THE TASK
Transcribe all of the material exactly. Any picture in it should be left out.

PROVIDED DATA
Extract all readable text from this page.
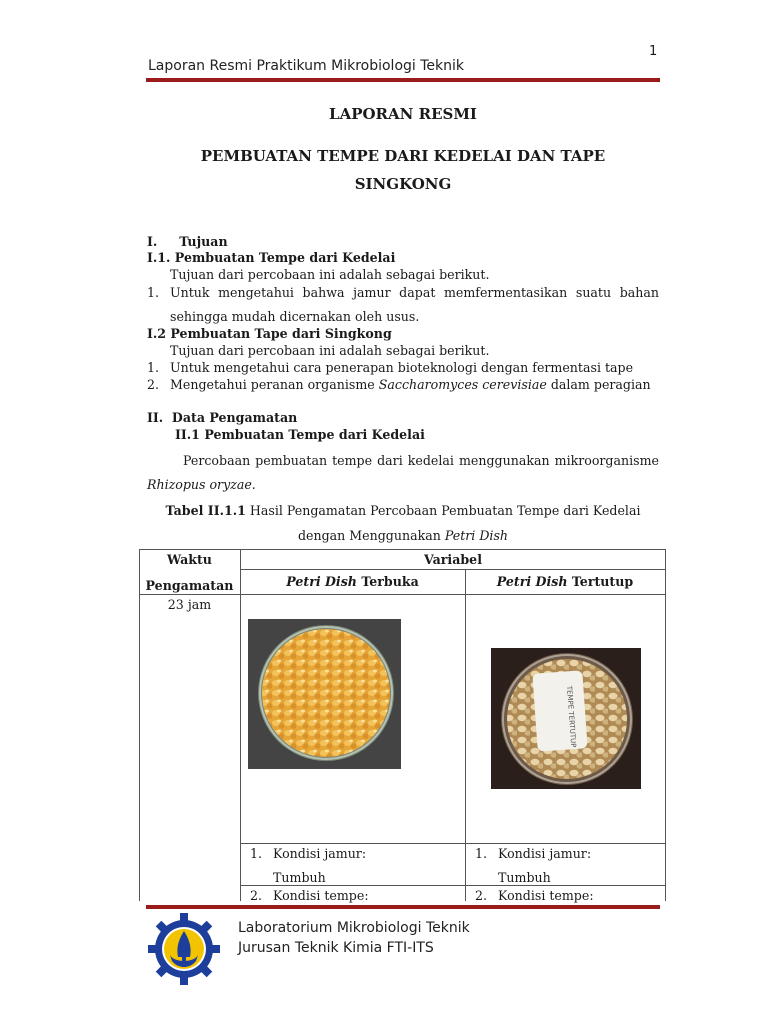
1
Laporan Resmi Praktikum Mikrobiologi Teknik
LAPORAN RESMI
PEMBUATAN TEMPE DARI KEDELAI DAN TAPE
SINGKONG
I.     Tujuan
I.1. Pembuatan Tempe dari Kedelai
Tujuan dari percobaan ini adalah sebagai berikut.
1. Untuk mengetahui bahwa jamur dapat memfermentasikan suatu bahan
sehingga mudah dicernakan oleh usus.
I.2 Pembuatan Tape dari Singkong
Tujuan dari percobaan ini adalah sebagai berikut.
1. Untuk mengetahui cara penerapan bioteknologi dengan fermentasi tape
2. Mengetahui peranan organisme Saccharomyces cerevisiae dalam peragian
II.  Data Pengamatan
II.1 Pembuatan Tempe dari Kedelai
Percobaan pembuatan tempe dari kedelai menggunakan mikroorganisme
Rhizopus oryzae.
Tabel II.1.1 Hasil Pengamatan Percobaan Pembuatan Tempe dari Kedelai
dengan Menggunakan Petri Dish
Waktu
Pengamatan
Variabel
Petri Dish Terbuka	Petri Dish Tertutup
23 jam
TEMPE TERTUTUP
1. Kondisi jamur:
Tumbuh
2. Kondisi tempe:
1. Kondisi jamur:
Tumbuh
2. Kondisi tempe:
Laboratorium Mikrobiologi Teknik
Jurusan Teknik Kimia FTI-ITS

RESPONSE BELOW
Extract all readable text from this page.
1
Laporan Resmi Praktikum Mikrobiologi Teknik
LAPORAN RESMI
PEMBUATAN TEMPE DARI KEDELAI DAN TAPE
SINGKONG
I.     Tujuan
I.1. Pembuatan Tempe dari Kedelai
Tujuan dari percobaan ini adalah sebagai berikut.
1. Untuk mengetahui bahwa jamur dapat memfermentasikan suatu bahan
sehingga mudah dicernakan oleh usus.
I.2 Pembuatan Tape dari Singkong
Tujuan dari percobaan ini adalah sebagai berikut.
1. Untuk mengetahui cara penerapan bioteknologi dengan fermentasi tape
2. Mengetahui peranan organisme Saccharomyces cerevisiae dalam peragian
II.  Data Pengamatan
II.1 Pembuatan Tempe dari Kedelai
Percobaan pembuatan tempe dari kedelai menggunakan mikroorganisme
Rhizopus oryzae.
Tabel II.1.1 Hasil Pengamatan Percobaan Pembuatan Tempe dari Kedelai
dengan Menggunakan Petri Dish
Waktu
Pengamatan
Variabel
Petri Dish Terbuka	Petri Dish Tertutup
23 jam
TEMPE TERTUTUP
1. Kondisi jamur:
Tumbuh
2. Kondisi tempe:
1. Kondisi jamur:
Tumbuh
2. Kondisi tempe:
Laboratorium Mikrobiologi Teknik
Jurusan Teknik Kimia FTI-ITS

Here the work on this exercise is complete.